## START Exercise data

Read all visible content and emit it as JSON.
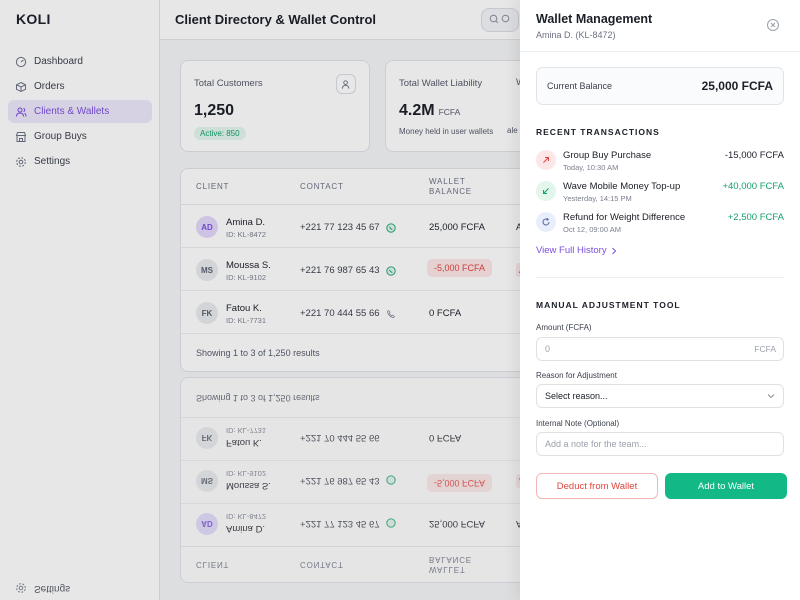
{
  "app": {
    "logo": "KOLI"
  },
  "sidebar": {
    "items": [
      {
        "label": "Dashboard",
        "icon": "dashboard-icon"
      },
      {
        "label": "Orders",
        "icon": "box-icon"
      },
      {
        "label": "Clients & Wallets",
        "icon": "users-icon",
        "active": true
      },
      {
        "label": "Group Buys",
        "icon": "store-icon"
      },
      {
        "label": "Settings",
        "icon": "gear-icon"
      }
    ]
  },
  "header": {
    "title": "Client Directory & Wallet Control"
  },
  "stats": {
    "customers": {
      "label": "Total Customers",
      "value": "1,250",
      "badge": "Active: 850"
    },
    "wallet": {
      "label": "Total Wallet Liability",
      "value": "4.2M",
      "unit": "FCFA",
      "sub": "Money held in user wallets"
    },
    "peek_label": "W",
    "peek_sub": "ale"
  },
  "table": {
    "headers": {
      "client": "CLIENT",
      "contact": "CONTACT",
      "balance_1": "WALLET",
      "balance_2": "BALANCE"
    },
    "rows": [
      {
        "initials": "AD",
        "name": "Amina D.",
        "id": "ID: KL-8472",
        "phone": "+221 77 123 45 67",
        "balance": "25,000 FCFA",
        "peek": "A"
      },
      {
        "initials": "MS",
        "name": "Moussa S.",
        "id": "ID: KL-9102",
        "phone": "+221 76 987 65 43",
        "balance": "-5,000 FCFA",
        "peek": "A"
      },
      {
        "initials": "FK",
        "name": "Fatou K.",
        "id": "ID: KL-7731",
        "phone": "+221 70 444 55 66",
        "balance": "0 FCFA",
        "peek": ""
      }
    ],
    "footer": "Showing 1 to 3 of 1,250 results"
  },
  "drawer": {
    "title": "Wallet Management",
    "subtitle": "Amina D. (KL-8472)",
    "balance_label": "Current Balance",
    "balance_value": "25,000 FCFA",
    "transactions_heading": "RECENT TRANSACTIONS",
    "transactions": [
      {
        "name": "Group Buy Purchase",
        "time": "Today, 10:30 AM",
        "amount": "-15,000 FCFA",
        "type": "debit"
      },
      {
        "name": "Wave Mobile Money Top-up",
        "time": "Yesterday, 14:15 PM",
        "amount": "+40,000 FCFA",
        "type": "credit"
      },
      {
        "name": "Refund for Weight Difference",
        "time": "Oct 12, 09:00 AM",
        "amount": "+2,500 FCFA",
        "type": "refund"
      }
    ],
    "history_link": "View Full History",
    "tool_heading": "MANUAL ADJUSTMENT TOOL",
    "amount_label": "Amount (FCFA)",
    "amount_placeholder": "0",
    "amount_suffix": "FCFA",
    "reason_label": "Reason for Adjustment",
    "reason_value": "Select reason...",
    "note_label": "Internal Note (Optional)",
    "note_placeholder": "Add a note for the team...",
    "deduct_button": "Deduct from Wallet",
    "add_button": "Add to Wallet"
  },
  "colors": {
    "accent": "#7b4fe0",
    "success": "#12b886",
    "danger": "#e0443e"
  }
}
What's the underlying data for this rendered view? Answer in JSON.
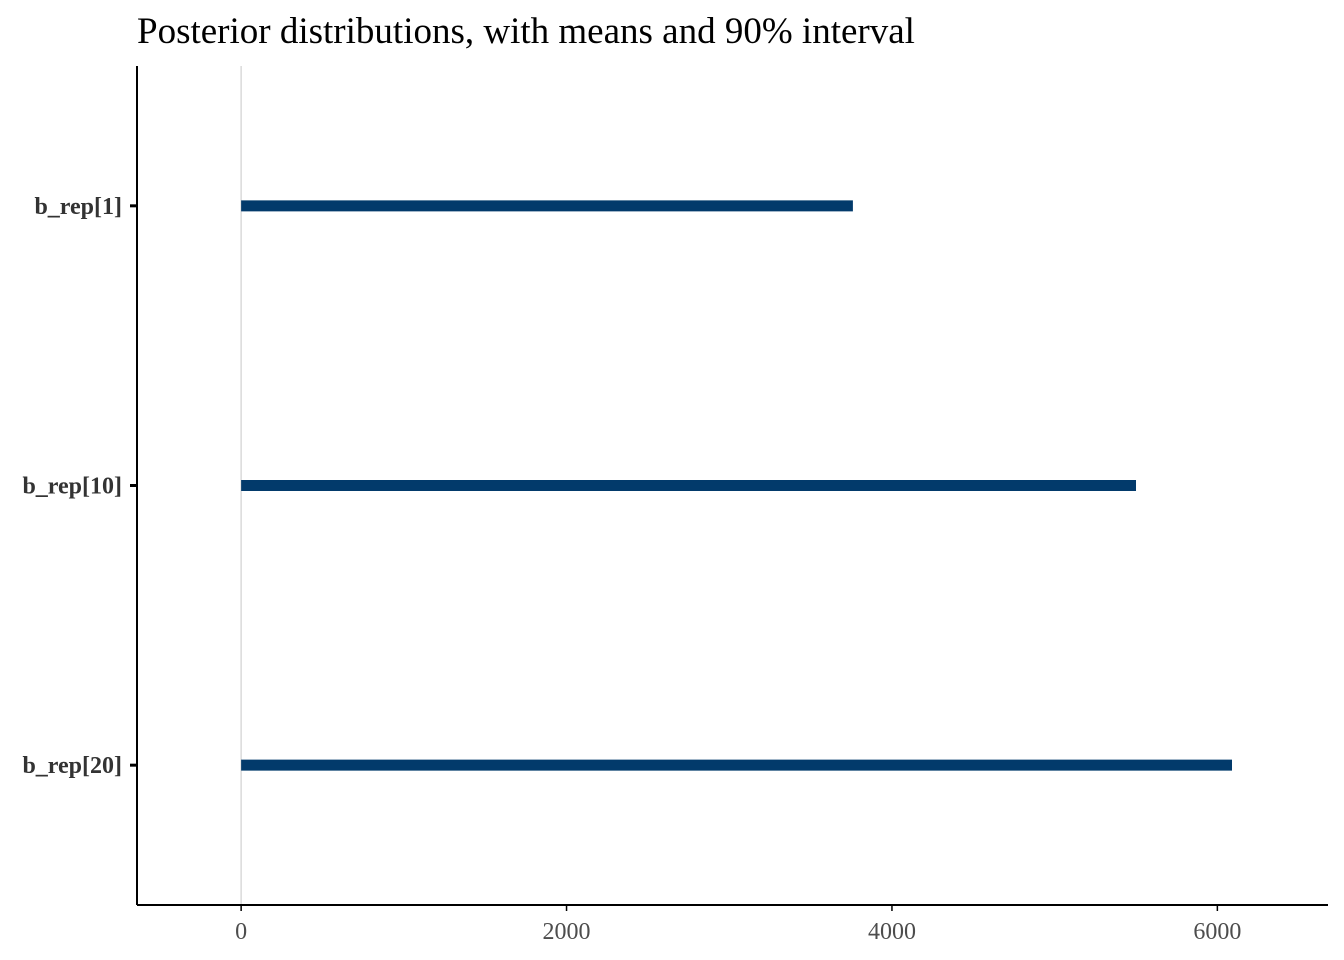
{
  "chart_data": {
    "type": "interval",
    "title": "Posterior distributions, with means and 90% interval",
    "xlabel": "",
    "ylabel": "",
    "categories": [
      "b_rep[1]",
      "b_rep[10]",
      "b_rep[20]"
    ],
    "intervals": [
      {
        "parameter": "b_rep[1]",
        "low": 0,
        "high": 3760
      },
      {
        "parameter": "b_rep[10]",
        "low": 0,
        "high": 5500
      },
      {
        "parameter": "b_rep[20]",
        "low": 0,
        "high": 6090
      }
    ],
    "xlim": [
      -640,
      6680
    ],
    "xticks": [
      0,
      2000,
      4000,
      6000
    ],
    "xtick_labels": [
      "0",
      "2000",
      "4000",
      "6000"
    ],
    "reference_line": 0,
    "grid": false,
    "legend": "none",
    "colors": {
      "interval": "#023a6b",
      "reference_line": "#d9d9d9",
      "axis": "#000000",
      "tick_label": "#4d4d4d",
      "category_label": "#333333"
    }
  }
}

## END Exercise data

● What you are asked to do
Repeat all of the records verbatim, leaving out the pictures.

● Complete response
Read all visible content and emit it as JSON.
{
  "app": {
    "logo": "KOLI"
  },
  "sidebar": {
    "items": [
      {
        "label": "Dashboard",
        "icon": "dashboard-icon"
      },
      {
        "label": "Orders",
        "icon": "box-icon"
      },
      {
        "label": "Clients & Wallets",
        "icon": "users-icon",
        "active": true
      },
      {
        "label": "Group Buys",
        "icon": "store-icon"
      },
      {
        "label": "Settings",
        "icon": "gear-icon"
      }
    ]
  },
  "header": {
    "title": "Client Directory & Wallet Control"
  },
  "stats": {
    "customers": {
      "label": "Total Customers",
      "value": "1,250",
      "badge": "Active: 850"
    },
    "wallet": {
      "label": "Total Wallet Liability",
      "value": "4.2M",
      "unit": "FCFA",
      "sub": "Money held in user wallets"
    },
    "peek_label": "W",
    "peek_sub": "ale"
  },
  "table": {
    "headers": {
      "client": "CLIENT",
      "contact": "CONTACT",
      "balance_1": "WALLET",
      "balance_2": "BALANCE"
    },
    "rows": [
      {
        "initials": "AD",
        "name": "Amina D.",
        "id": "ID: KL-8472",
        "phone": "+221 77 123 45 67",
        "balance": "25,000 FCFA",
        "peek": "A"
      },
      {
        "initials": "MS",
        "name": "Moussa S.",
        "id": "ID: KL-9102",
        "phone": "+221 76 987 65 43",
        "balance": "-5,000 FCFA",
        "peek": "A"
      },
      {
        "initials": "FK",
        "name": "Fatou K.",
        "id": "ID: KL-7731",
        "phone": "+221 70 444 55 66",
        "balance": "0 FCFA",
        "peek": ""
      }
    ],
    "footer": "Showing 1 to 3 of 1,250 results"
  },
  "drawer": {
    "title": "Wallet Management",
    "subtitle": "Amina D. (KL-8472)",
    "balance_label": "Current Balance",
    "balance_value": "25,000 FCFA",
    "transactions_heading": "RECENT TRANSACTIONS",
    "transactions": [
      {
        "name": "Group Buy Purchase",
        "time": "Today, 10:30 AM",
        "amount": "-15,000 FCFA",
        "type": "debit"
      },
      {
        "name": "Wave Mobile Money Top-up",
        "time": "Yesterday, 14:15 PM",
        "amount": "+40,000 FCFA",
        "type": "credit"
      },
      {
        "name": "Refund for Weight Difference",
        "time": "Oct 12, 09:00 AM",
        "amount": "+2,500 FCFA",
        "type": "refund"
      }
    ],
    "history_link": "View Full History",
    "tool_heading": "MANUAL ADJUSTMENT TOOL",
    "amount_label": "Amount (FCFA)",
    "amount_placeholder": "0",
    "amount_suffix": "FCFA",
    "reason_label": "Reason for Adjustment",
    "reason_value": "Select reason...",
    "note_label": "Internal Note (Optional)",
    "note_placeholder": "Add a note for the team...",
    "deduct_button": "Deduct from Wallet",
    "add_button": "Add to Wallet"
  },
  "colors": {
    "accent": "#7b4fe0",
    "success": "#12b886",
    "danger": "#e0443e"
  }
}
What's the underlying data for this rendered view? Answer in JSON.
{
  "chart_data": {
    "type": "interval",
    "title": "Posterior distributions, with means and 90% interval",
    "xlabel": "",
    "ylabel": "",
    "categories": [
      "b_rep[1]",
      "b_rep[10]",
      "b_rep[20]"
    ],
    "intervals": [
      {
        "parameter": "b_rep[1]",
        "low": 0,
        "high": 3760
      },
      {
        "parameter": "b_rep[10]",
        "low": 0,
        "high": 5500
      },
      {
        "parameter": "b_rep[20]",
        "low": 0,
        "high": 6090
      }
    ],
    "xlim": [
      -640,
      6680
    ],
    "xticks": [
      0,
      2000,
      4000,
      6000
    ],
    "xtick_labels": [
      "0",
      "2000",
      "4000",
      "6000"
    ],
    "reference_line": 0,
    "grid": false,
    "legend": "none",
    "colors": {
      "interval": "#023a6b",
      "reference_line": "#d9d9d9",
      "axis": "#000000",
      "tick_label": "#4d4d4d",
      "category_label": "#333333"
    }
  }
}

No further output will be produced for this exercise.